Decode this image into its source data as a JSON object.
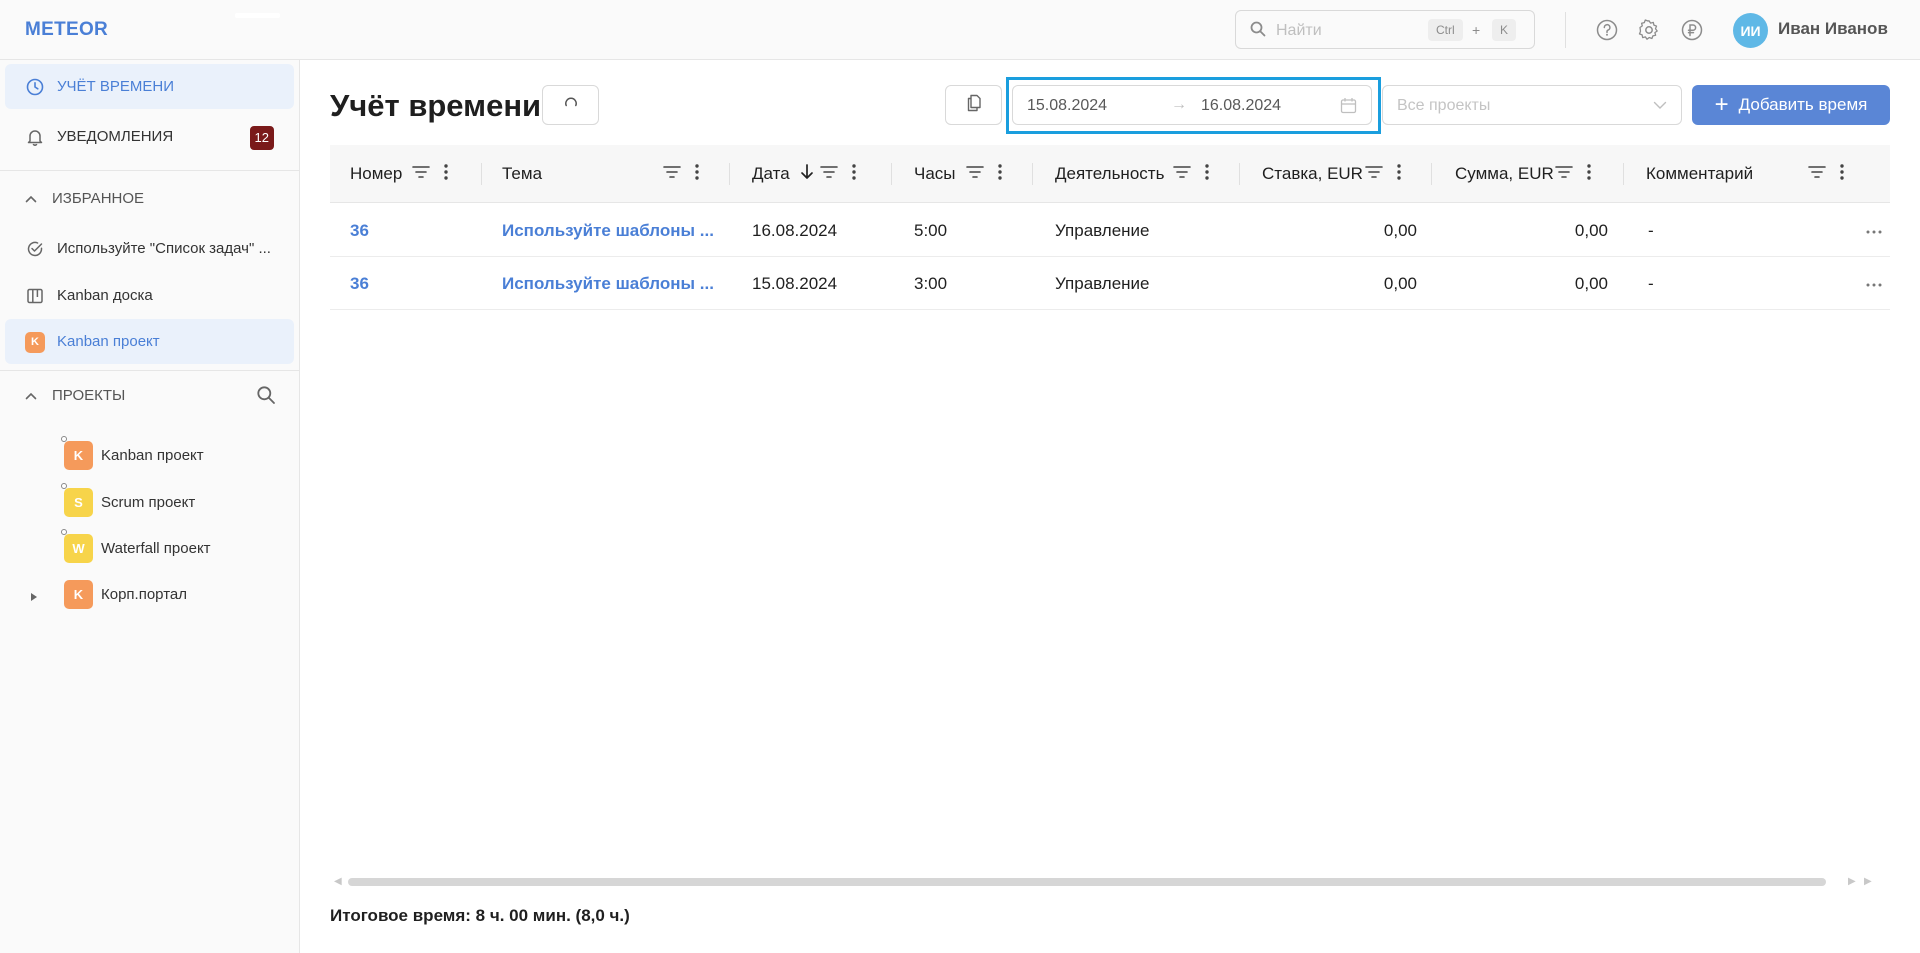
{
  "app": {
    "logo": "METEOR"
  },
  "topbar": {
    "search_placeholder": "Найти",
    "kbd_ctrl": "Ctrl",
    "kbd_plus": "+",
    "kbd_key": "K",
    "user_initials": "ИИ",
    "user_name": "Иван Иванов"
  },
  "sidebar": {
    "time_tracking": "Учёт времени",
    "notifications": "Уведомления",
    "notifications_count": "12",
    "favorites_title": "Избранное",
    "favorites": [
      {
        "label": "Используйте \"Список задач\" ...",
        "icon": "check-circle-icon"
      },
      {
        "label": "Kanban доска",
        "icon": "kanban-board-icon"
      },
      {
        "label": "Kanban проект",
        "badge": "K",
        "badge_color": "#f59a5b"
      }
    ],
    "projects_title": "Проекты",
    "projects": [
      {
        "label": "Kanban проект",
        "badge": "K",
        "badge_color": "#f59a5b"
      },
      {
        "label": "Scrum проект",
        "badge": "S",
        "badge_color": "#f7d44a"
      },
      {
        "label": "Waterfall проект",
        "badge": "W",
        "badge_color": "#f7d44a"
      },
      {
        "label": "Корп.портал",
        "badge": "K",
        "badge_color": "#f59a5b"
      }
    ]
  },
  "main": {
    "title": "Учёт времени",
    "date_from": "15.08.2024",
    "date_arrow": "→",
    "date_to": "16.08.2024",
    "projects_placeholder": "Все проекты",
    "add_button": "Добавить время"
  },
  "table": {
    "columns": [
      "Номер",
      "Тема",
      "Дата",
      "Часы",
      "Деятельность",
      "Ставка, EUR",
      "Сумма, EUR",
      "Комментарий"
    ],
    "rows": [
      {
        "number": "36",
        "topic": "Используйте шаблоны ...",
        "date": "16.08.2024",
        "hours": "5:00",
        "activity": "Управление",
        "rate": "0,00",
        "sum": "0,00",
        "comment": "-"
      },
      {
        "number": "36",
        "topic": "Используйте шаблоны ...",
        "date": "15.08.2024",
        "hours": "3:00",
        "activity": "Управление",
        "rate": "0,00",
        "sum": "0,00",
        "comment": "-"
      }
    ]
  },
  "footer": {
    "total": "Итоговое время: 8 ч. 00 мин. (8,0 ч.)"
  },
  "colors": {
    "accent": "#4a7fd6",
    "primary_button": "#5a86d6",
    "highlight_border": "#1a9ede",
    "badge_bg": "#7a1a1a"
  }
}
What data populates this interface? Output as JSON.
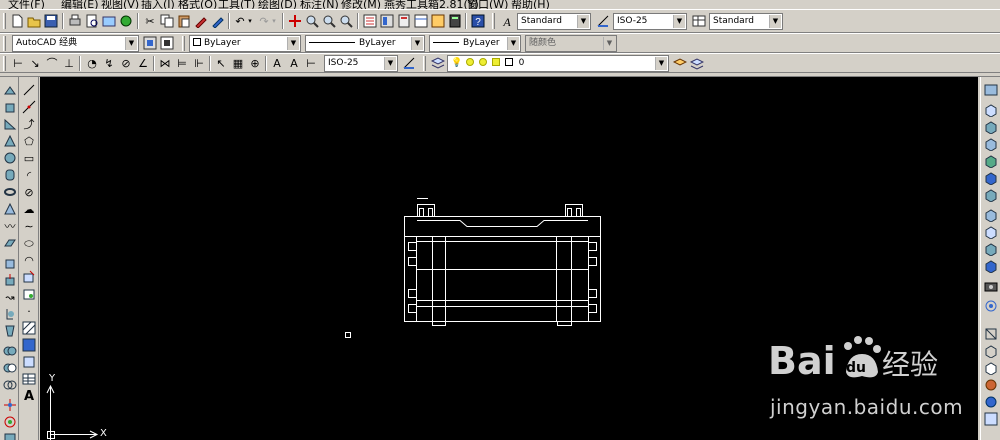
{
  "menu": [
    "文件(F)",
    "编辑(E)",
    "视图(V)",
    "插入(I)",
    "格式(O)",
    "工具(T)",
    "绘图(D)",
    "标注(N)",
    "修改(M)",
    "燕秀工具箱2.81(Y)",
    "窗口(W)",
    "帮助(H)"
  ],
  "toolbar_styles": {
    "text_style": "Standard",
    "dim_style": "ISO-25",
    "table_style": "Standard"
  },
  "workspace": "AutoCAD 经典",
  "properties": {
    "layer_color": "ByLayer",
    "linetype": "ByLayer",
    "lineweight": "ByLayer",
    "plot_style": "随颜色"
  },
  "dimension_toolbar": {
    "dim_style": "ISO-25"
  },
  "layer_toolbar": {
    "current_layer": "0"
  },
  "ucs": {
    "y_label": "Y",
    "x_label": "X"
  },
  "watermark": {
    "logo_text": "Bai  经验",
    "url": "jingyan.baidu.com"
  },
  "colors": {
    "canvas": "#000000",
    "ui_face": "#d4d0c8",
    "drawing_line": "#ffffff",
    "watermark": "#d0d0d0"
  },
  "icons": {
    "toolbar1": [
      "new-icon",
      "open-icon",
      "save-icon",
      "print-icon",
      "plot-preview-icon",
      "publish-icon",
      "3d-dwf-icon",
      "cut-icon",
      "copy-icon",
      "paste-icon",
      "match-properties-icon",
      "block-editor-icon",
      "undo-icon",
      "redo-icon",
      "pan-icon",
      "zoom-realtime-icon",
      "zoom-window-icon",
      "zoom-previous-icon",
      "properties-icon",
      "design-center-icon",
      "tool-palettes-icon",
      "sheet-set-icon",
      "markup-icon",
      "quickcalc-icon",
      "help-icon",
      "text-style-icon",
      "dim-style-icon",
      "table-style-icon"
    ],
    "draw_left": [
      "line-icon",
      "construction-line-icon",
      "polyline-icon",
      "polygon-icon",
      "rectangle-icon",
      "arc-icon",
      "circle-icon",
      "revision-cloud-icon",
      "spline-icon",
      "ellipse-icon",
      "ellipse-arc-icon",
      "insert-block-icon",
      "make-block-icon",
      "point-icon",
      "hatch-icon",
      "gradient-icon",
      "region-icon",
      "table-icon",
      "mtext-icon"
    ]
  }
}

TO DO:
State the number of lines in the records that contain the string "this", and nothing more.

OUTPUT BELOW:
2